• Dataset records:
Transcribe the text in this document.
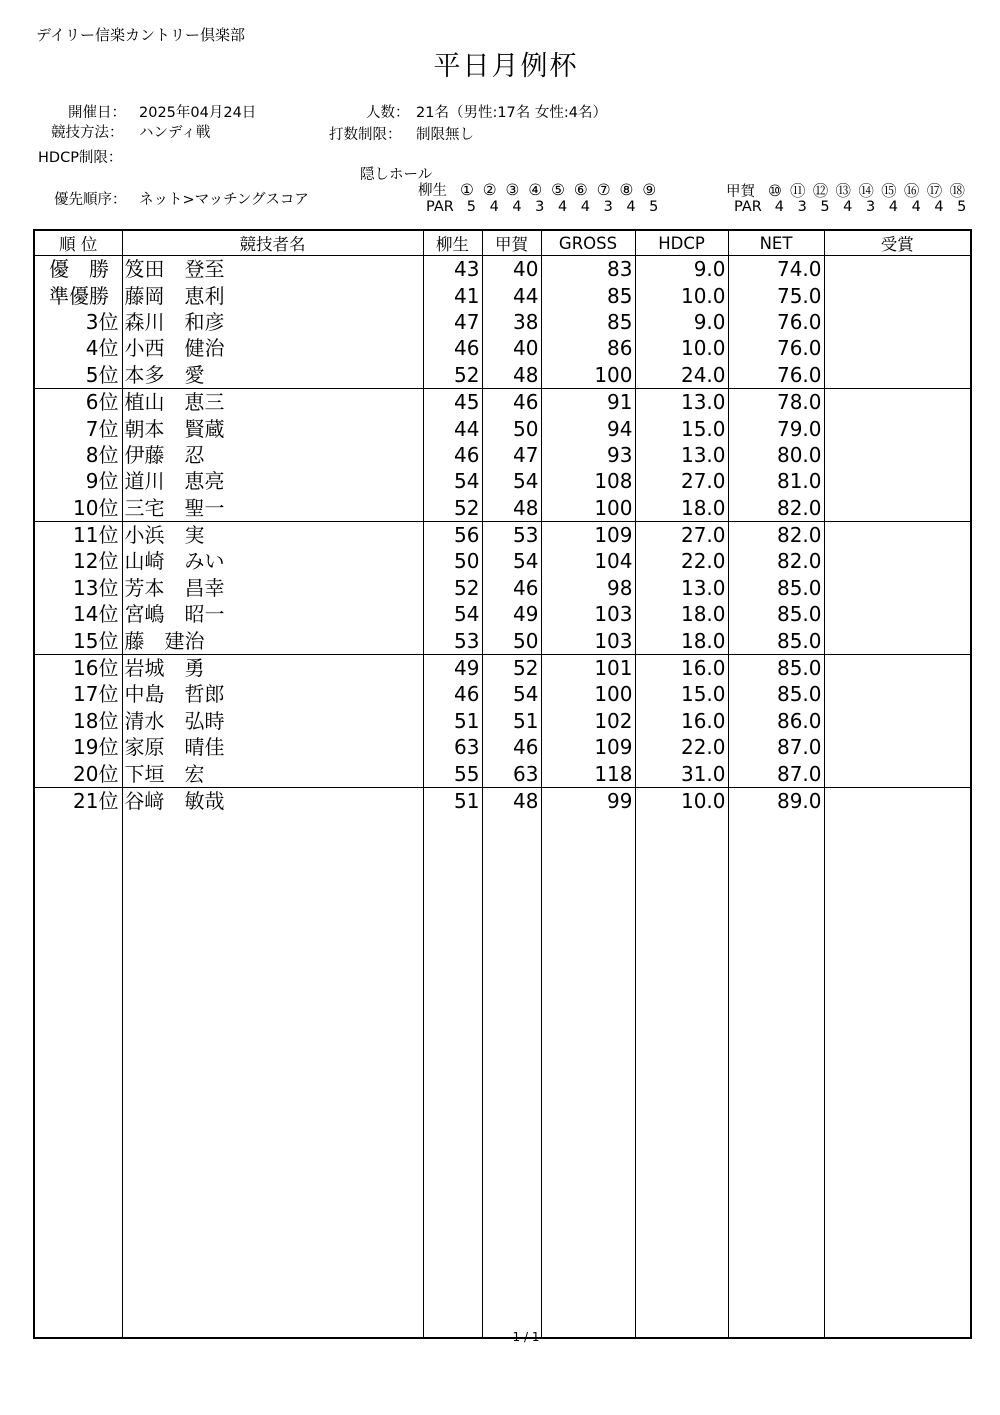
デイリー信楽カントリー倶楽部
平日月例杯
開催日： 2025年04月24日	人数： 21名（男性:17名 女性:4名）
競技方法： ハンディ戦	打数制限： 制限無し
HDCP制限：
隠しホール
優先順序： ネット>マッチングスコア
柳生 ① ② ③ ④ ⑤ ⑥ ⑦ ⑧ ⑨
PAR 5 4 4 3 4 4 3 4 5
甲賀 ⑩ ⑪ ⑫ ⑬ ⑭ ⑮ ⑯ ⑰ ⑱
PAR 4 3 5 4 3 4 4 4 5
順 位	競技者名	柳生	甲賀	GROSS	HDCP	NET	受賞
優　勝	笈田　登至	43	40	83	9.0	74.0	
準優勝	藤岡　恵利	41	44	85	10.0	75.0	
3位	森川　和彦	47	38	85	9.0	76.0	
4位	小西　健治	46	40	86	10.0	76.0	
5位	本多　愛	52	48	100	24.0	76.0	
6位	植山　恵三	45	46	91	13.0	78.0	
7位	朝本　賢蔵	44	50	94	15.0	79.0	
8位	伊藤　忍	46	47	93	13.0	80.0	
9位	道川　恵亮	54	54	108	27.0	81.0	
10位	三宅　聖一	52	48	100	18.0	82.0	
11位	小浜　実	56	53	109	27.0	82.0	
12位	山崎　みい	50	54	104	22.0	82.0	
13位	芳本　昌幸	52	46	98	13.0	85.0	
14位	宮嶋　昭一	54	49	103	18.0	85.0	
15位	藤　建治	53	50	103	18.0	85.0	
16位	岩城　勇	49	52	101	16.0	85.0	
17位	中島　哲郎	46	54	100	15.0	85.0	
18位	清水　弘時	51	51	102	16.0	86.0	
19位	家原　晴佳	63	46	109	22.0	87.0	
20位	下垣　宏	55	63	118	31.0	87.0	
21位	谷﨑　敏哉	51	48	99	10.0	89.0	

1 / 1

• Given exercise:
Copy out all of the data word for word. Do not carry over any picture.

• Task solution:
Transcribe the text in this document.
デイリー信楽カントリー倶楽部
平日月例杯
開催日： 2025年04月24日	人数： 21名（男性:17名 女性:4名）
競技方法： ハンディ戦	打数制限： 制限無し
HDCP制限：
隠しホール
優先順序： ネット>マッチングスコア
柳生 ① ② ③ ④ ⑤ ⑥ ⑦ ⑧ ⑨
PAR 5 4 4 3 4 4 3 4 5
甲賀 ⑩ ⑪ ⑫ ⑬ ⑭ ⑮ ⑯ ⑰ ⑱
PAR 4 3 5 4 3 4 4 4 5
順 位	競技者名	柳生	甲賀	GROSS	HDCP	NET	受賞
優　勝	笈田　登至	43	40	83	9.0	74.0	
準優勝	藤岡　恵利	41	44	85	10.0	75.0	
3位	森川　和彦	47	38	85	9.0	76.0	
4位	小西　健治	46	40	86	10.0	76.0	
5位	本多　愛	52	48	100	24.0	76.0	
6位	植山　恵三	45	46	91	13.0	78.0	
7位	朝本　賢蔵	44	50	94	15.0	79.0	
8位	伊藤　忍	46	47	93	13.0	80.0	
9位	道川　恵亮	54	54	108	27.0	81.0	
10位	三宅　聖一	52	48	100	18.0	82.0	
11位	小浜　実	56	53	109	27.0	82.0	
12位	山崎　みい	50	54	104	22.0	82.0	
13位	芳本　昌幸	52	46	98	13.0	85.0	
14位	宮嶋　昭一	54	49	103	18.0	85.0	
15位	藤　建治	53	50	103	18.0	85.0	
16位	岩城　勇	49	52	101	16.0	85.0	
17位	中島　哲郎	46	54	100	15.0	85.0	
18位	清水　弘時	51	51	102	16.0	86.0	
19位	家原　晴佳	63	46	109	22.0	87.0	
20位	下垣　宏	55	63	118	31.0	87.0	
21位	谷﨑　敏哉	51	48	99	10.0	89.0	

1 / 1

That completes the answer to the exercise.